> Given records
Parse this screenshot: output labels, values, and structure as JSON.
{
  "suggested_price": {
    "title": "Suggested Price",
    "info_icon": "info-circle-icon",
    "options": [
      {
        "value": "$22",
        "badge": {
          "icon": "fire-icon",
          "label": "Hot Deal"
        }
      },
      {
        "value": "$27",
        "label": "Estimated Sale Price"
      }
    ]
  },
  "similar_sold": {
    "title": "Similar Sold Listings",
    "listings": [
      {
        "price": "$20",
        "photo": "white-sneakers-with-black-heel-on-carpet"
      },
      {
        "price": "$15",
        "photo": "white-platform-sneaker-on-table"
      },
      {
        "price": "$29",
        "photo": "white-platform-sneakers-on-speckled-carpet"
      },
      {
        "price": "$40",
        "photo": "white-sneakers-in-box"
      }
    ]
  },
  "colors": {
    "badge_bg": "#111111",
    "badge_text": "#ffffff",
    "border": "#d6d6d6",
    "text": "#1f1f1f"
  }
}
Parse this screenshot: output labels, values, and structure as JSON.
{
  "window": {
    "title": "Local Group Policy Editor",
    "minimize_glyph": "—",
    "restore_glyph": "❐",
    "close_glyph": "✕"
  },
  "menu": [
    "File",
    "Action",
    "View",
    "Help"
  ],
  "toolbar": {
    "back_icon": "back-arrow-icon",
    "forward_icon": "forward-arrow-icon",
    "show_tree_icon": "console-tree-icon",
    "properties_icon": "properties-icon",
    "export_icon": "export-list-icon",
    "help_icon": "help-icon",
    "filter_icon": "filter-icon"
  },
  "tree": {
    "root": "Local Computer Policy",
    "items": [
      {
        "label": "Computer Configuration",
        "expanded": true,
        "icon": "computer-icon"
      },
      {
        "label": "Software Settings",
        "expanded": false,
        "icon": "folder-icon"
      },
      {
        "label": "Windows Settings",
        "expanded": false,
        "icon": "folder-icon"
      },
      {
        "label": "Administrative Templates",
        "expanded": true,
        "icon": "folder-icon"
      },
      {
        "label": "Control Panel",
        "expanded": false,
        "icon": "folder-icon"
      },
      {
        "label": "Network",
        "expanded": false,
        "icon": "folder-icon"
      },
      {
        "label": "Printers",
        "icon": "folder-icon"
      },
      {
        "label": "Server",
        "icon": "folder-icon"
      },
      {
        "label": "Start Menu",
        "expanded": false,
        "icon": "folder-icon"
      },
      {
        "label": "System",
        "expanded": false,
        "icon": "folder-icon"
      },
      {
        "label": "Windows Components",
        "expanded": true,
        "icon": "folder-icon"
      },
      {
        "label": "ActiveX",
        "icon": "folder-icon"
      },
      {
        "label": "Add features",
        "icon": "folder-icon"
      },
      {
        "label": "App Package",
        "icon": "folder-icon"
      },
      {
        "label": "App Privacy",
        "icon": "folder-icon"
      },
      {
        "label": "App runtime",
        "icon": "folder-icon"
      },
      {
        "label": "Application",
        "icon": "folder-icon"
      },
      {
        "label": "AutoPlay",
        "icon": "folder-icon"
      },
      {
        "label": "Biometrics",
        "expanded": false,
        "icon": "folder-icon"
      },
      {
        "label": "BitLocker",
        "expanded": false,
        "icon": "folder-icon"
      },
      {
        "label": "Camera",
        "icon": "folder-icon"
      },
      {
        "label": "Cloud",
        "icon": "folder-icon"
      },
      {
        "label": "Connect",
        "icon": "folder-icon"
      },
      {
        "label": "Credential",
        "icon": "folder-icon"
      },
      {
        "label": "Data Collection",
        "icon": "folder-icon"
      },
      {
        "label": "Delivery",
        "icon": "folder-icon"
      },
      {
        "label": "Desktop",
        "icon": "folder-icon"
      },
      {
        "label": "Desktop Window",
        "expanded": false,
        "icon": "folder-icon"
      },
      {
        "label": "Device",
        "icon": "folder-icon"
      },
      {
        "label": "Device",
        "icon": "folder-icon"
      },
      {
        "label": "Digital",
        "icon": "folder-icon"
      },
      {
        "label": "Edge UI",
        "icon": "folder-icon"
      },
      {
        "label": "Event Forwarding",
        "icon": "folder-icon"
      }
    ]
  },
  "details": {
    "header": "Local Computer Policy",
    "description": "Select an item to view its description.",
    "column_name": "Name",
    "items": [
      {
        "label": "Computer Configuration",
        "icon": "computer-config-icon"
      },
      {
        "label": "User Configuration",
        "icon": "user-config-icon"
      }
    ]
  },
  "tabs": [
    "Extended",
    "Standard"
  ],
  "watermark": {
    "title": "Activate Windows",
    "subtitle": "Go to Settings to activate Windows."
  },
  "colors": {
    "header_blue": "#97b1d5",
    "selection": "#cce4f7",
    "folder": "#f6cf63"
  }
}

> Description of the task
Reproduce the material in full, with no word added or dropped.

> Task result
Parse this screenshot: output labels, values, and structure as JSON.
{
  "suggested_price": {
    "title": "Suggested Price",
    "info_icon": "info-circle-icon",
    "options": [
      {
        "value": "$22",
        "badge": {
          "icon": "fire-icon",
          "label": "Hot Deal"
        }
      },
      {
        "value": "$27",
        "label": "Estimated Sale Price"
      }
    ]
  },
  "similar_sold": {
    "title": "Similar Sold Listings",
    "listings": [
      {
        "price": "$20",
        "photo": "white-sneakers-with-black-heel-on-carpet"
      },
      {
        "price": "$15",
        "photo": "white-platform-sneaker-on-table"
      },
      {
        "price": "$29",
        "photo": "white-platform-sneakers-on-speckled-carpet"
      },
      {
        "price": "$40",
        "photo": "white-sneakers-in-box"
      }
    ]
  },
  "colors": {
    "badge_bg": "#111111",
    "badge_text": "#ffffff",
    "border": "#d6d6d6",
    "text": "#1f1f1f"
  }
}
Parse this screenshot: output labels, values, and structure as JSON.
{
  "window": {
    "title": "Local Group Policy Editor",
    "minimize_glyph": "—",
    "restore_glyph": "❐",
    "close_glyph": "✕"
  },
  "menu": [
    "File",
    "Action",
    "View",
    "Help"
  ],
  "toolbar": {
    "back_icon": "back-arrow-icon",
    "forward_icon": "forward-arrow-icon",
    "show_tree_icon": "console-tree-icon",
    "properties_icon": "properties-icon",
    "export_icon": "export-list-icon",
    "help_icon": "help-icon",
    "filter_icon": "filter-icon"
  },
  "tree": {
    "root": "Local Computer Policy",
    "items": [
      {
        "label": "Computer Configuration",
        "expanded": true,
        "icon": "computer-icon"
      },
      {
        "label": "Software Settings",
        "expanded": false,
        "icon": "folder-icon"
      },
      {
        "label": "Windows Settings",
        "expanded": false,
        "icon": "folder-icon"
      },
      {
        "label": "Administrative Templates",
        "expanded": true,
        "icon": "folder-icon"
      },
      {
        "label": "Control Panel",
        "expanded": false,
        "icon": "folder-icon"
      },
      {
        "label": "Network",
        "expanded": false,
        "icon": "folder-icon"
      },
      {
        "label": "Printers",
        "icon": "folder-icon"
      },
      {
        "label": "Server",
        "icon": "folder-icon"
      },
      {
        "label": "Start Menu",
        "expanded": false,
        "icon": "folder-icon"
      },
      {
        "label": "System",
        "expanded": false,
        "icon": "folder-icon"
      },
      {
        "label": "Windows Components",
        "expanded": true,
        "icon": "folder-icon"
      },
      {
        "label": "ActiveX",
        "icon": "folder-icon"
      },
      {
        "label": "Add features",
        "icon": "folder-icon"
      },
      {
        "label": "App Package",
        "icon": "folder-icon"
      },
      {
        "label": "App Privacy",
        "icon": "folder-icon"
      },
      {
        "label": "App runtime",
        "icon": "folder-icon"
      },
      {
        "label": "Application",
        "icon": "folder-icon"
      },
      {
        "label": "AutoPlay",
        "icon": "folder-icon"
      },
      {
        "label": "Biometrics",
        "expanded": false,
        "icon": "folder-icon"
      },
      {
        "label": "BitLocker",
        "expanded": false,
        "icon": "folder-icon"
      },
      {
        "label": "Camera",
        "icon": "folder-icon"
      },
      {
        "label": "Cloud",
        "icon": "folder-icon"
      },
      {
        "label": "Connect",
        "icon": "folder-icon"
      },
      {
        "label": "Credential",
        "icon": "folder-icon"
      },
      {
        "label": "Data Collection",
        "icon": "folder-icon"
      },
      {
        "label": "Delivery",
        "icon": "folder-icon"
      },
      {
        "label": "Desktop",
        "icon": "folder-icon"
      },
      {
        "label": "Desktop Window",
        "expanded": false,
        "icon": "folder-icon"
      },
      {
        "label": "Device",
        "icon": "folder-icon"
      },
      {
        "label": "Device",
        "icon": "folder-icon"
      },
      {
        "label": "Digital",
        "icon": "folder-icon"
      },
      {
        "label": "Edge UI",
        "icon": "folder-icon"
      },
      {
        "label": "Event Forwarding",
        "icon": "folder-icon"
      }
    ]
  },
  "details": {
    "header": "Local Computer Policy",
    "description": "Select an item to view its description.",
    "column_name": "Name",
    "items": [
      {
        "label": "Computer Configuration",
        "icon": "computer-config-icon"
      },
      {
        "label": "User Configuration",
        "icon": "user-config-icon"
      }
    ]
  },
  "tabs": [
    "Extended",
    "Standard"
  ],
  "watermark": {
    "title": "Activate Windows",
    "subtitle": "Go to Settings to activate Windows."
  },
  "colors": {
    "header_blue": "#97b1d5",
    "selection": "#cce4f7",
    "folder": "#f6cf63"
  }
}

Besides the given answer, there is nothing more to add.